REQUEST:
Exactly as written, quote every line that follows, skipping the images.
☆ ☆ ☆ ☆ ☆ ☆ ☆
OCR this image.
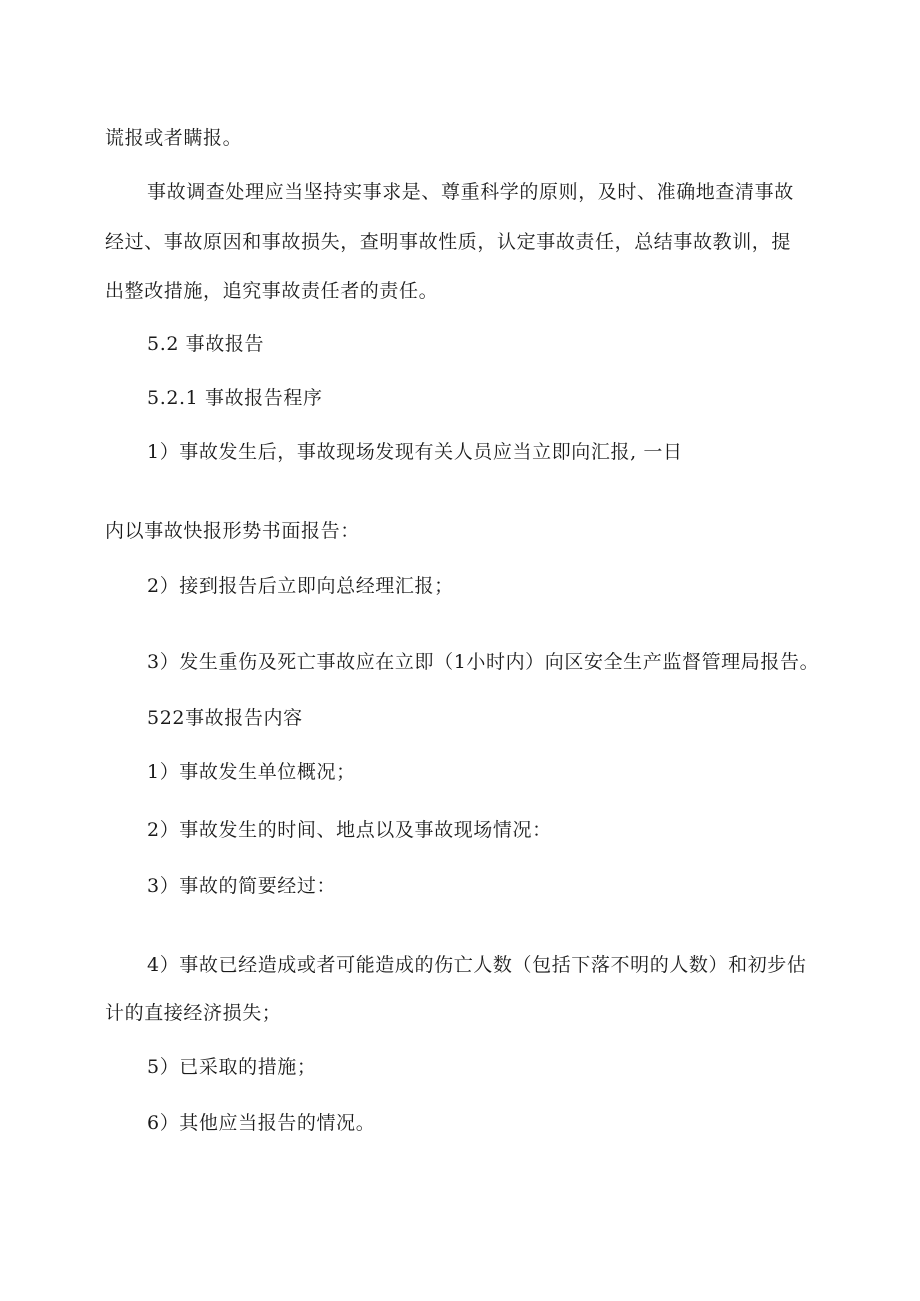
谎报或者瞒报。
事故调查处理应当坚持实事求是、尊重科学的原则，及时、准确地查清事故
经过、事故原因和事故损失，查明事故性质，认定事故责任，总结事故教训，提
出整改措施，追究事故责任者的责任。
5.2 事故报告
5.2.1 事故报告程序
1）事故发生后，事故现场发现有关人员应当立即向汇报, 一日
内以事故快报形势书面报告：
2）接到报告后立即向总经理汇报；
3）发生重伤及死亡事故应在立即（1小时内）向区安全生产监督管理局报告。
522事故报告内容
1）事故发生单位概况；
2）事故发生的时间、地点以及事故现场情况：
3）事故的简要经过：
4）事故已经造成或者可能造成的伤亡人数（包括下落不明的人数）和初步估
计的直接经济损失；
5）已采取的措施；
6）其他应当报告的情况。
☆ ☆ ☆ ☆ ☆ ☆ ☆
EXERCISE ANSWER:
OCR this image.
谎报或者瞒报。
事故调查处理应当坚持实事求是、尊重科学的原则，及时、准确地查清事故
经过、事故原因和事故损失，查明事故性质，认定事故责任，总结事故教训，提
出整改措施，追究事故责任者的责任。
5.2 事故报告
5.2.1 事故报告程序
1）事故发生后，事故现场发现有关人员应当立即向汇报, 一日
内以事故快报形势书面报告：
2）接到报告后立即向总经理汇报；
3）发生重伤及死亡事故应在立即（1小时内）向区安全生产监督管理局报告。
522事故报告内容
1）事故发生单位概况；
2）事故发生的时间、地点以及事故现场情况：
3）事故的简要经过：
4）事故已经造成或者可能造成的伤亡人数（包括下落不明的人数）和初步估
计的直接经济损失；
5）已采取的措施；
6）其他应当报告的情况。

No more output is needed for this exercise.